> **WHAT NEEDS TO BE DONE**
Show all lines from the data that include the word "this".

____

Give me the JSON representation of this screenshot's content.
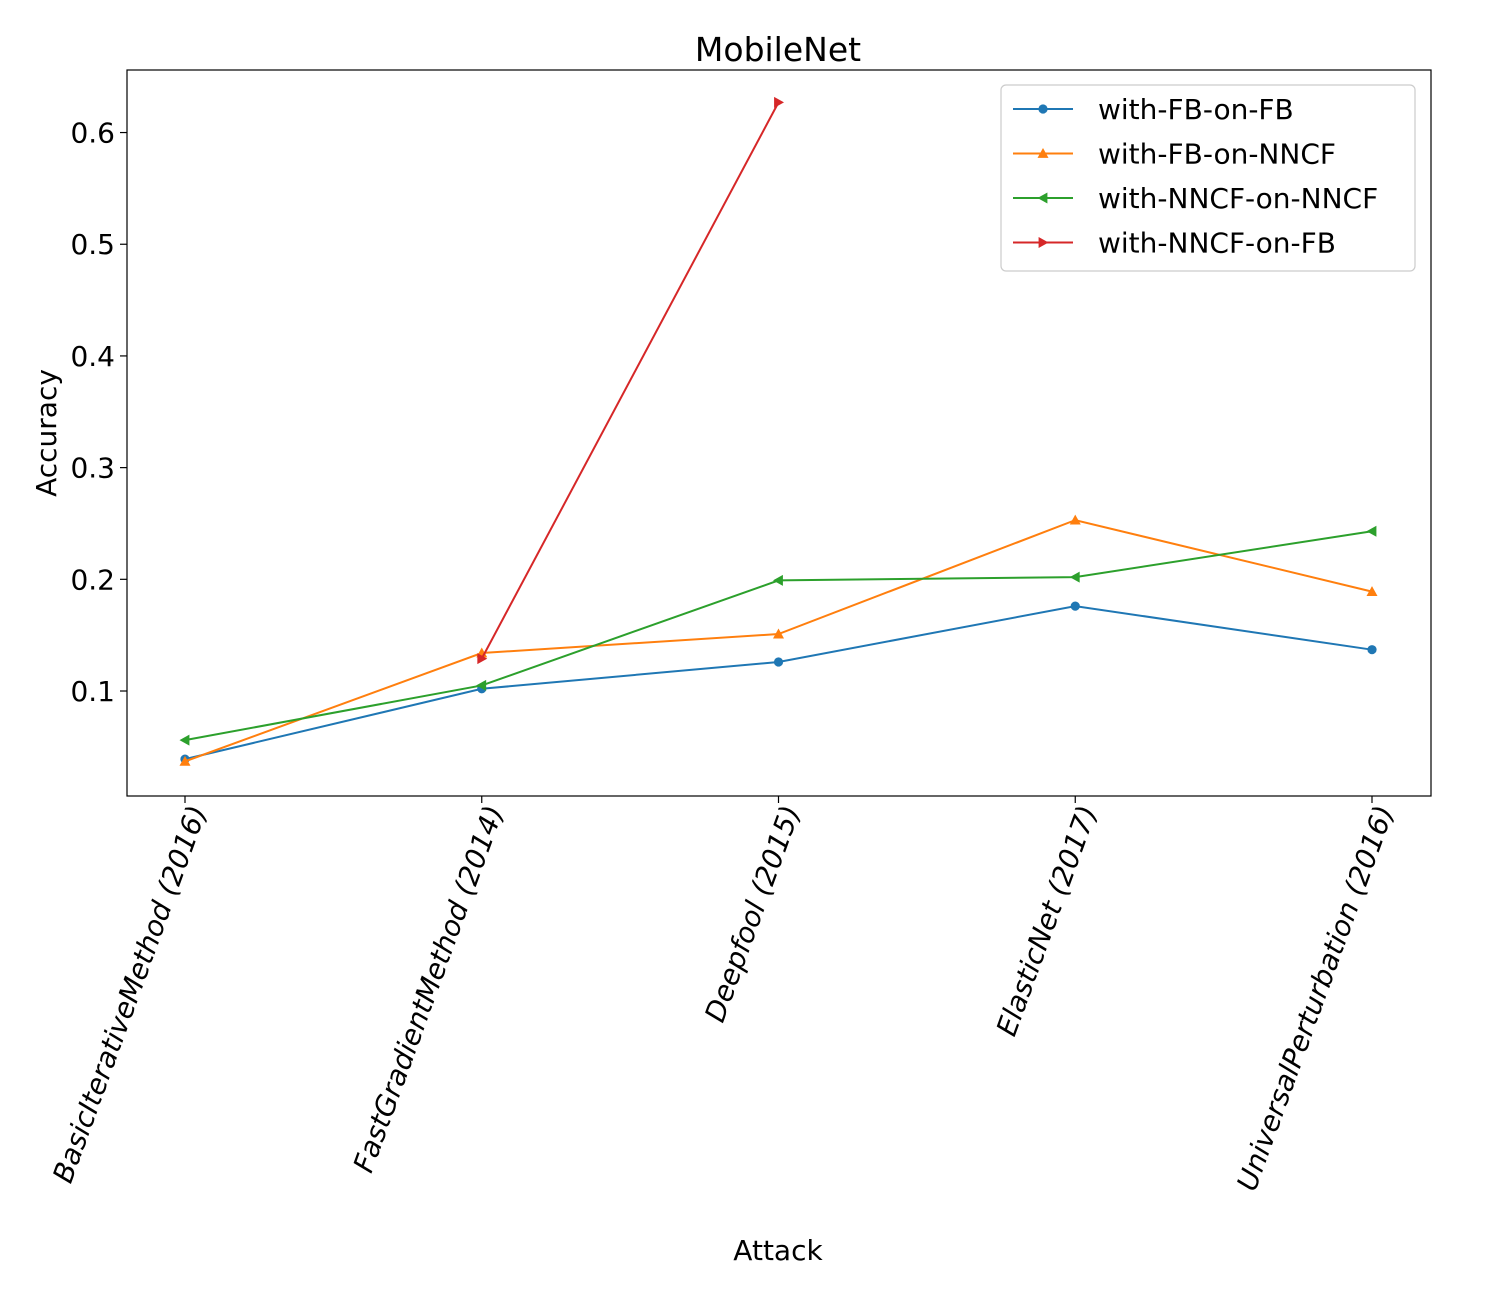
{
  "chart_data": {
    "type": "line",
    "title": "MobileNet",
    "xlabel": "Attack",
    "ylabel": "Accuracy",
    "categories": [
      "BasicIterativeMethod (2016)",
      "FastGradientMethod (2014)",
      "Deepfool (2015)",
      "ElasticNet (2017)",
      "UniversalPerturbation (2016)"
    ],
    "ylim": [
      0.006,
      0.656
    ],
    "yticks": [
      0.1,
      0.2,
      0.3,
      0.4,
      0.5,
      0.6
    ],
    "ytick_labels": [
      "0.1",
      "0.2",
      "0.3",
      "0.4",
      "0.5",
      "0.6"
    ],
    "grid": false,
    "legend_position": "top-right",
    "series": [
      {
        "name": "with-FB-on-FB",
        "color": "#1f77b4",
        "marker": "circle",
        "values": [
          0.039,
          0.102,
          0.126,
          0.176,
          0.137
        ]
      },
      {
        "name": "with-FB-on-NNCF",
        "color": "#ff7f0e",
        "marker": "triangle-up",
        "values": [
          0.037,
          0.134,
          0.151,
          0.253,
          0.189
        ]
      },
      {
        "name": "with-NNCF-on-NNCF",
        "color": "#2ca02c",
        "marker": "triangle-left",
        "values": [
          0.056,
          0.105,
          0.199,
          0.202,
          0.243
        ]
      },
      {
        "name": "with-NNCF-on-FB",
        "color": "#d62728",
        "marker": "triangle-right",
        "values": [
          null,
          0.129,
          0.627,
          null,
          null
        ]
      }
    ]
  }
}
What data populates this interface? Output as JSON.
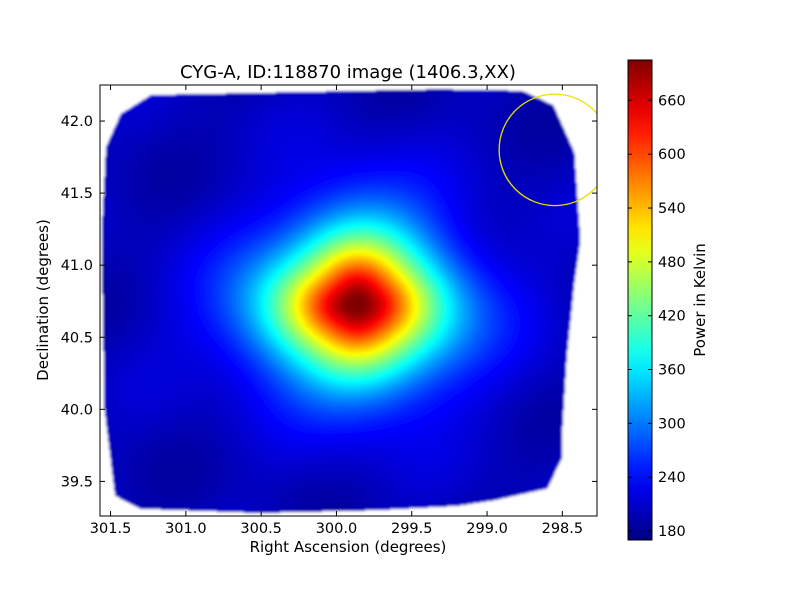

____

> **PROBLEM SOLUTION**
Give me the JSON representation of this screenshot's content.
What data populates this interface? Output as JSON.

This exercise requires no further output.